__Required task__: Wherever "предоставления" appears in a line, copy that line.

— START OF Input material —

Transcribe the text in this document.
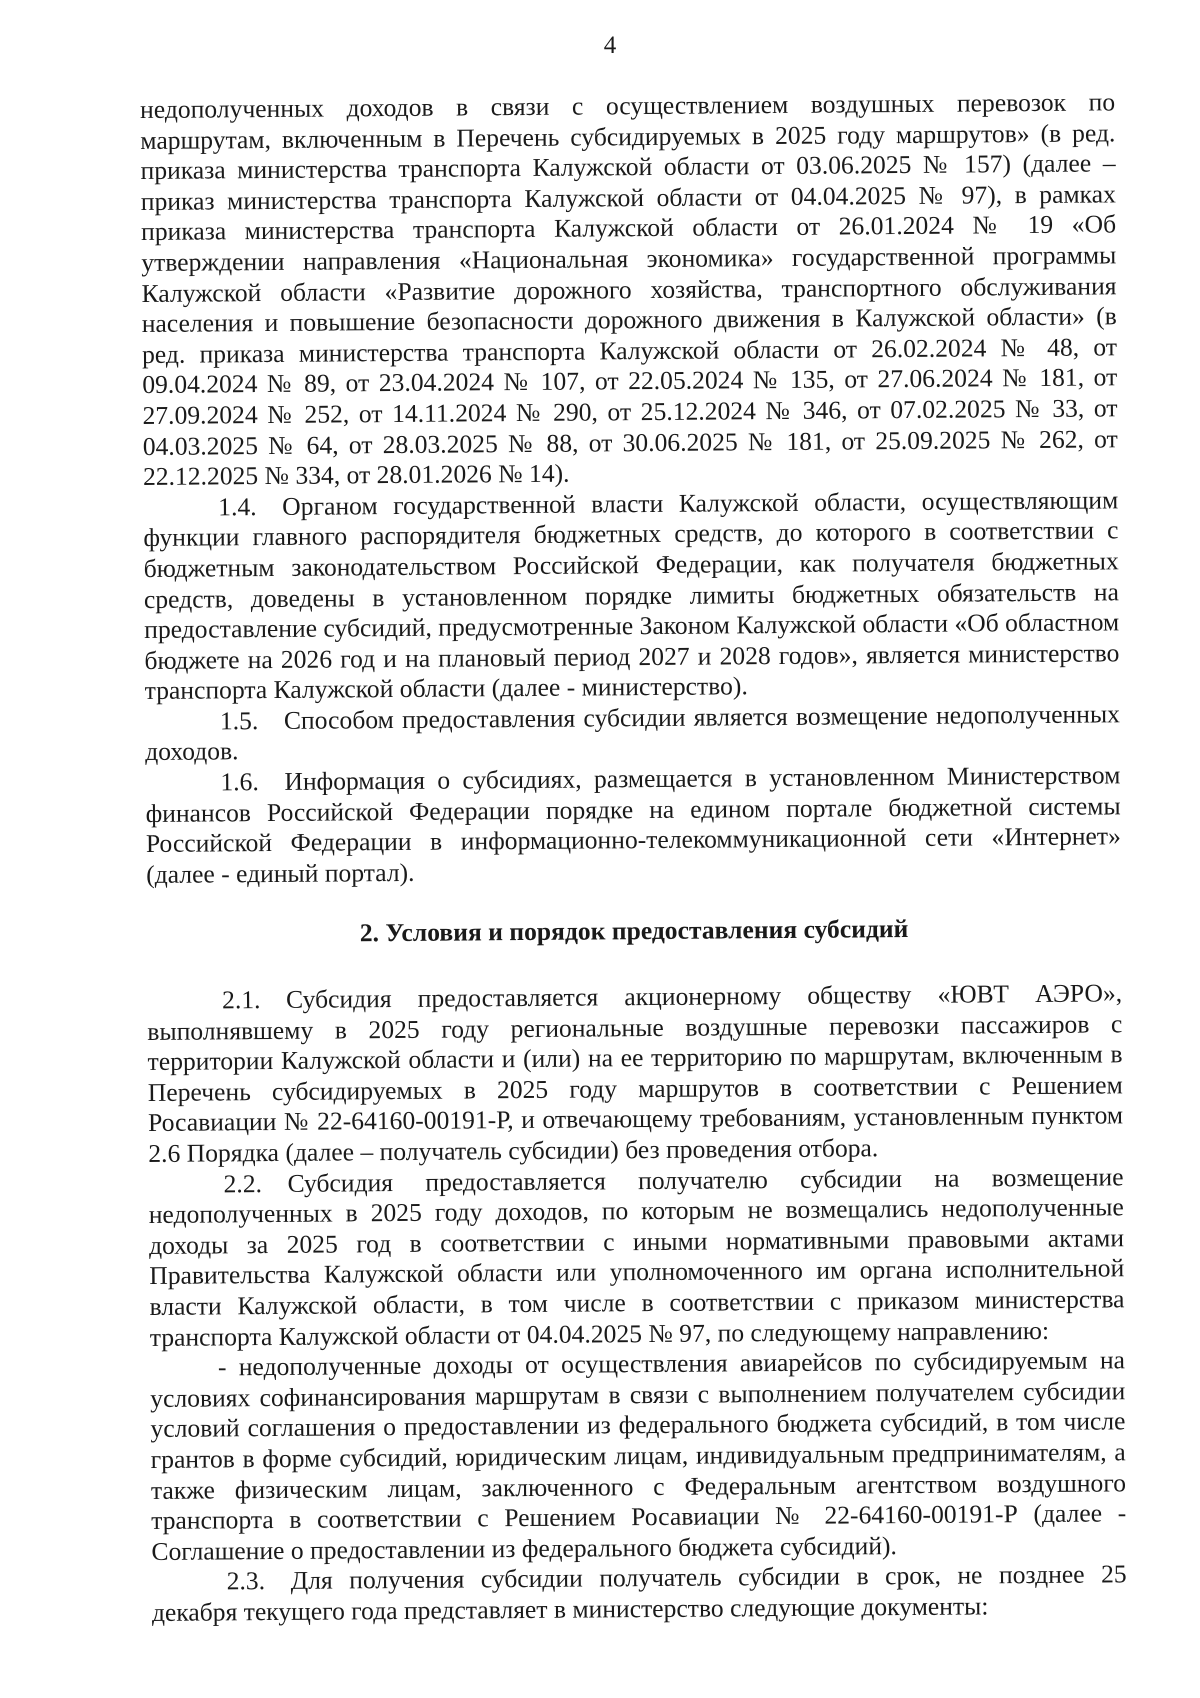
4

недополученных доходов в связи с осуществлением воздушных перевозок по маршрутам, включенным в Перечень субсидируемых в 2025 году маршрутов» (в ред. приказа министерства транспорта Калужской области от 03.06.2025 № 157) (далее – приказ министерства транспорта Калужской области от 04.04.2025 № 97), в рамках приказа министерства транспорта Калужской области от 26.01.2024 № 19 «Об утверждении направления «Национальная экономика» государственной программы Калужской области «Развитие дорожного хозяйства, транспортного обслуживания населения и повышение безопасности дорожного движения в Калужской области» (в ред. приказа министерства транспорта Калужской области от 26.02.2024 № 48, от 09.04.2024 № 89, от 23.04.2024 № 107, от 22.05.2024 № 135, от 27.06.2024 № 181, от 27.09.2024 № 252, от 14.11.2024 № 290, от 25.12.2024 № 346, от 07.02.2025 № 33, от 04.03.2025 № 64, от 28.03.2025 № 88, от 30.06.2025 № 181, от 25.09.2025 № 262, от 22.12.2025 № 334, от 28.01.2026 № 14).

1.4. Органом государственной власти Калужской области, осуществляющим функции главного распорядителя бюджетных средств, до которого в соответствии с бюджетным законодательством Российской Федерации, как получателя бюджетных средств, доведены в установленном порядке лимиты бюджетных обязательств на предоставление субсидий, предусмотренные Законом Калужской области «Об областном бюджете на 2026 год и на плановый период 2027 и 2028 годов», является министерство транспорта Калужской области (далее - министерство).

1.5. Способом предоставления субсидии является возмещение недополученных доходов.

1.6. Информация о субсидиях, размещается в установленном Министерством финансов Российской Федерации порядке на едином портале бюджетной системы Российской Федерации в информационно-телекоммуникационной сети «Интернет» (далее - единый портал).

2. Условия и порядок предоставления субсидий

2.1. Субсидия предоставляется акционерному обществу «ЮВТ АЭРО», выполнявшему в 2025 году региональные воздушные перевозки пассажиров с территории Калужской области и (или) на ее территорию по маршрутам, включенным в Перечень субсидируемых в 2025 году маршрутов в соответствии с Решением Росавиации № 22-64160-00191-Р, и отвечающему требованиям, установленным пунктом 2.6 Порядка (далее – получатель субсидии) без проведения отбора.

2.2. Субсидия предоставляется получателю субсидии на возмещение недополученных в 2025 году доходов, по которым не возмещались недополученные доходы за 2025 год в соответствии с иными нормативными правовыми актами Правительства Калужской области или уполномоченного им органа исполнительной власти Калужской области, в том числе в соответствии с приказом министерства транспорта Калужской области от 04.04.2025 № 97, по следующему направлению:

- недополученные доходы от осуществления авиарейсов по субсидируемым на условиях софинансирования маршрутам в связи с выполнением получателем субсидии условий соглашения о предоставлении из федерального бюджета субсидий, в том числе грантов в форме субсидий, юридическим лицам, индивидуальным предпринимателям, а также физическим лицам, заключенного с Федеральным агентством воздушного транспорта в соответствии с Решением Росавиации № 22-64160-00191-Р (далее - Соглашение о предоставлении из федерального бюджета субсидий).

2.3. Для получения субсидии получатель субсидии в срок, не позднее 25 декабря текущего года представляет в министерство следующие документы:
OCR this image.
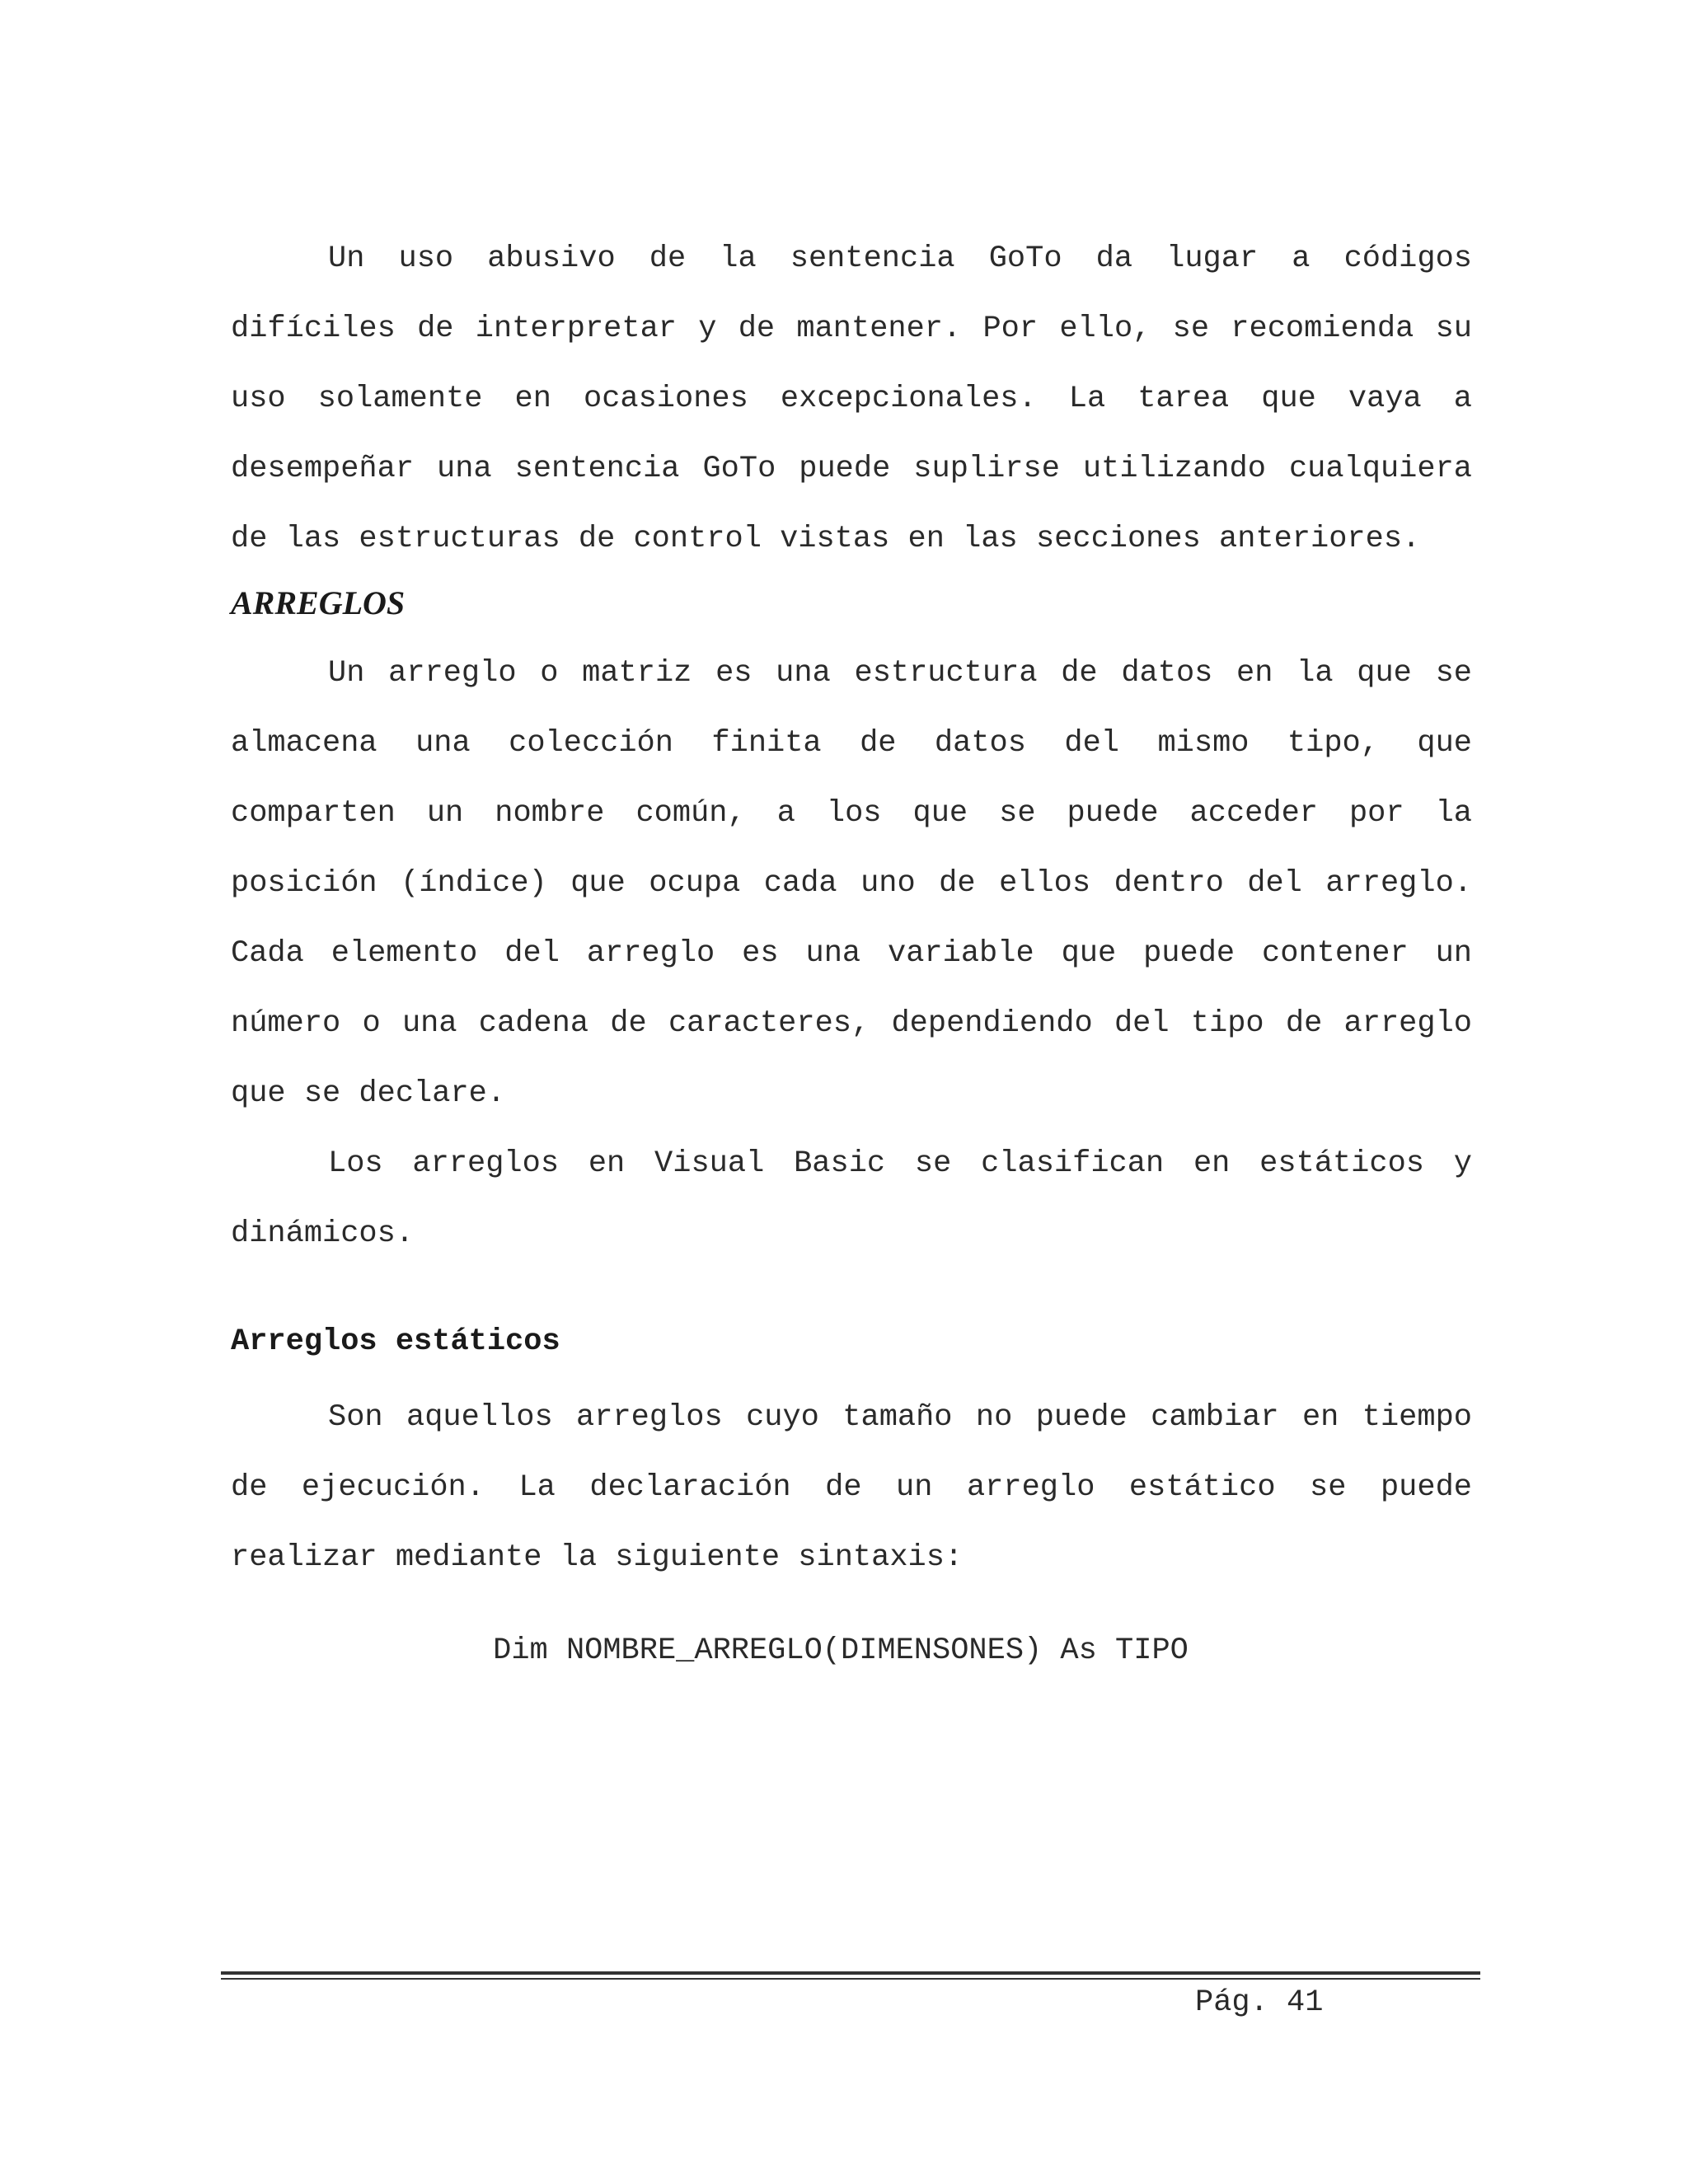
Un uso abusivo de la sentencia GoTo da lugar a códigos difíciles de interpretar y de mantener. Por ello, se recomienda su uso solamente en ocasiones excepcionales. La tarea que vaya a desempeñar una sentencia GoTo puede suplirse utilizando cualquiera de las estructuras de control vistas en las secciones anteriores.

ARREGLOS

Un arreglo o matriz es una estructura de datos en la que se almacena una colección finita de datos del mismo tipo, que comparten un nombre común, a los que se puede acceder por la posición (índice) que ocupa cada uno de ellos dentro del arreglo. Cada elemento del arreglo es una variable que puede contener un número o una cadena de caracteres, dependiendo del tipo de arreglo que se declare.

Los arreglos en Visual Basic se clasifican en estáticos y dinámicos.

Arreglos estáticos

Son aquellos arreglos cuyo tamaño no puede cambiar en tiempo de ejecución. La declaración de un arreglo estático se puede realizar mediante la siguiente sintaxis:

Dim NOMBRE_ARREGLO(DIMENSONES) As TIPO
Pág. 41
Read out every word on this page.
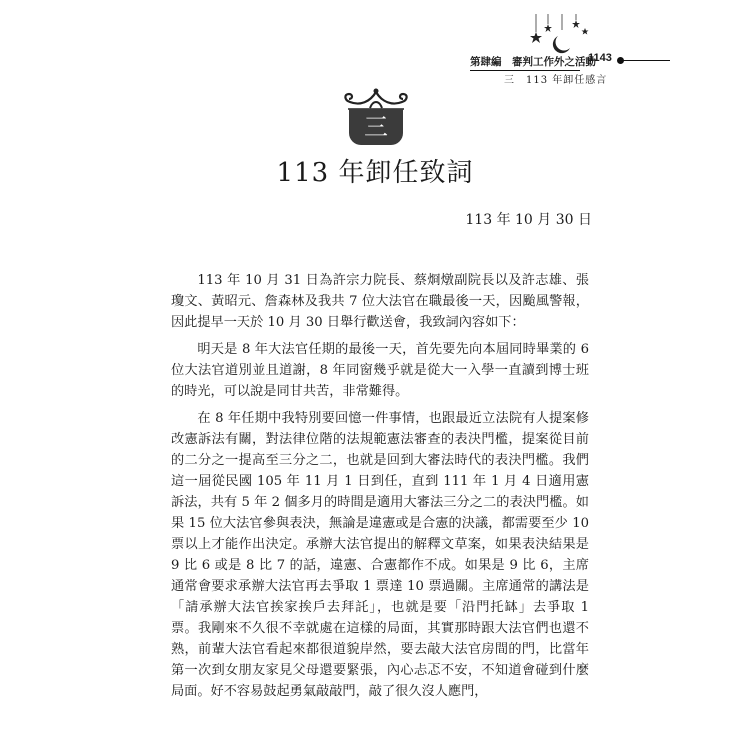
第肆編　審判工作外之活動
1143
三　113 年卸任感言
三
113 年卸任致詞
113 年 10 月 30 日

113 年 10 月 31 日為許宗力院長、蔡烱燉副院長以及許志雄、張瓊文、黃昭元、詹森林及我共 7 位大法官在職最後一天，因颱風警報，因此提早一天於 10 月 30 日舉行歡送會，我致詞內容如下：

明天是 8 年大法官任期的最後一天，首先要先向本屆同時畢業的 6 位大法官道別並且道謝，8 年同窗幾乎就是從大一入學一直讀到博士班的時光，可以說是同甘共苦，非常難得。

在 8 年任期中我特別要回憶一件事情，也跟最近立法院有人提案修改憲訴法有關，對法律位階的法規範憲法審查的表決門檻，提案從目前的二分之一提高至三分之二，也就是回到大審法時代的表決門檻。我們這一屆從民國 105 年 11 月 1 日到任，直到 111 年 1 月 4 日適用憲訴法，共有 5 年 2 個多月的時間是適用大審法三分之二的表決門檻。如果 15 位大法官參與表決，無論是違憲或是合憲的決議，都需要至少 10 票以上才能作出決定。承辦大法官提出的解釋文草案，如果表決結果是 9 比 6 或是 8 比 7 的話，違憲、合憲都作不成。如果是 9 比 6，主席通常會要求承辦大法官再去爭取 1 票達 10 票過關。主席通常的講法是「請承辦大法官挨家挨戶去拜託」，也就是要「沿門托缽」去爭取 1 票。我剛來不久很不幸就處在這樣的局面，其實那時跟大法官們也還不熟，前輩大法官看起來都很道貌岸然，要去敲大法官房間的門，比當年第一次到女朋友家見父母還要緊張，內心忐忑不安，不知道會碰到什麼局面。好不容易鼓起勇氣敲敲門，敲了很久沒人應門，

— END OF Input material —

__Right answer__:
1.5. Способом предоставления субсидии является возмещение недополученных доходов.
2. Условия и порядок предоставления субсидий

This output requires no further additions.